An exact reproduction of the records is required, with all images left out.
## BEGIN
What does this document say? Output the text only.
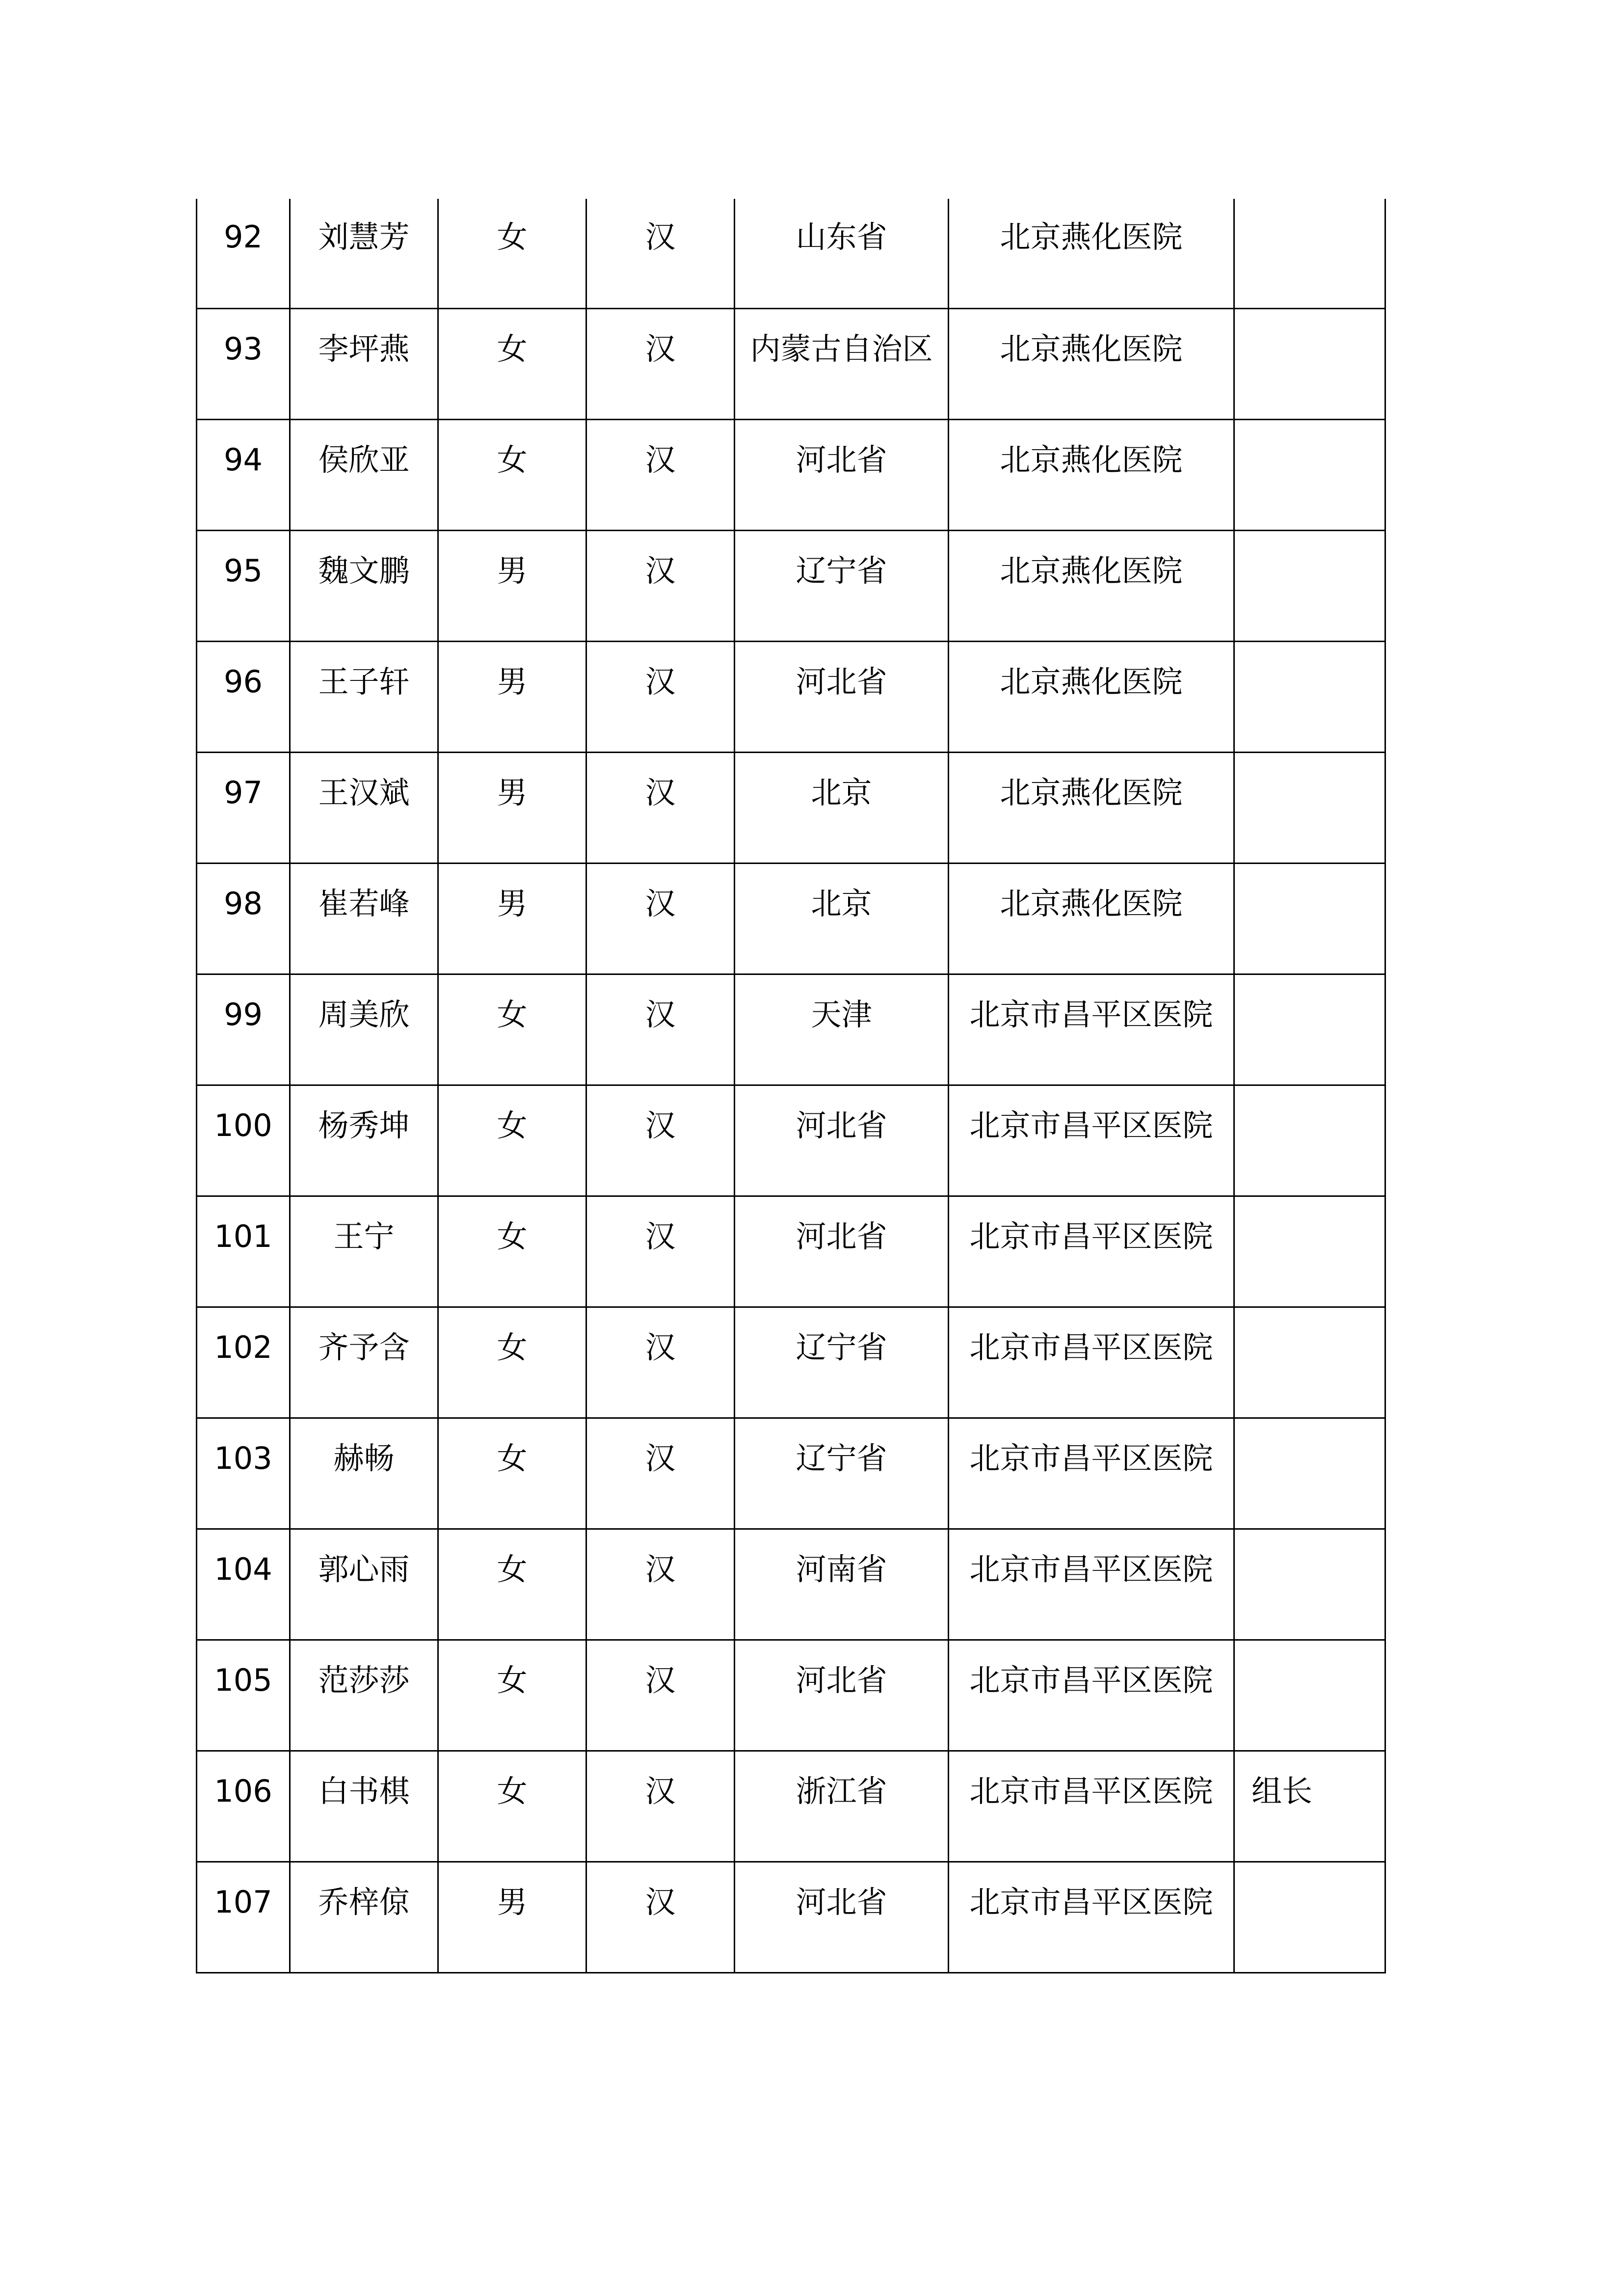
92	刘慧芳	女	汉	山东省	北京燕化医院	

93	李坪燕	女	汉	内蒙古自治区	北京燕化医院	

94	侯欣亚	女	汉	河北省	北京燕化医院	

95	魏文鹏	男	汉	辽宁省	北京燕化医院	

96	王子轩	男	汉	河北省	北京燕化医院	

97	王汉斌	男	汉	北京	北京燕化医院	

98	崔若峰	男	汉	北京	北京燕化医院	

99	周美欣	女	汉	天津	北京市昌平区医院	

100	杨秀坤	女	汉	河北省	北京市昌平区医院	

101	王宁	女	汉	河北省	北京市昌平区医院	

102	齐予含	女	汉	辽宁省	北京市昌平区医院	

103	赫畅	女	汉	辽宁省	北京市昌平区医院	

104	郭心雨	女	汉	河南省	北京市昌平区医院	

105	范莎莎	女	汉	河北省	北京市昌平区医院	

106	白书棋	女	汉	浙江省	北京市昌平区医院	组长

107	乔梓倞	男	汉	河北省	北京市昌平区医院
## END
▶ **Result**:
What does this document say? Output the text only.
92	刘慧芳	女	汉	山东省	北京燕化医院	

93	李坪燕	女	汉	内蒙古自治区	北京燕化医院	

94	侯欣亚	女	汉	河北省	北京燕化医院	

95	魏文鹏	男	汉	辽宁省	北京燕化医院	

96	王子轩	男	汉	河北省	北京燕化医院	

97	王汉斌	男	汉	北京	北京燕化医院	

98	崔若峰	男	汉	北京	北京燕化医院	

99	周美欣	女	汉	天津	北京市昌平区医院	

100	杨秀坤	女	汉	河北省	北京市昌平区医院	

101	王宁	女	汉	河北省	北京市昌平区医院	

102	齐予含	女	汉	辽宁省	北京市昌平区医院	

103	赫畅	女	汉	辽宁省	北京市昌平区医院	

104	郭心雨	女	汉	河南省	北京市昌平区医院	

105	范莎莎	女	汉	河北省	北京市昌平区医院	

106	白书棋	女	汉	浙江省	北京市昌平区医院	组长

107	乔梓倞	男	汉	河北省	北京市昌平区医院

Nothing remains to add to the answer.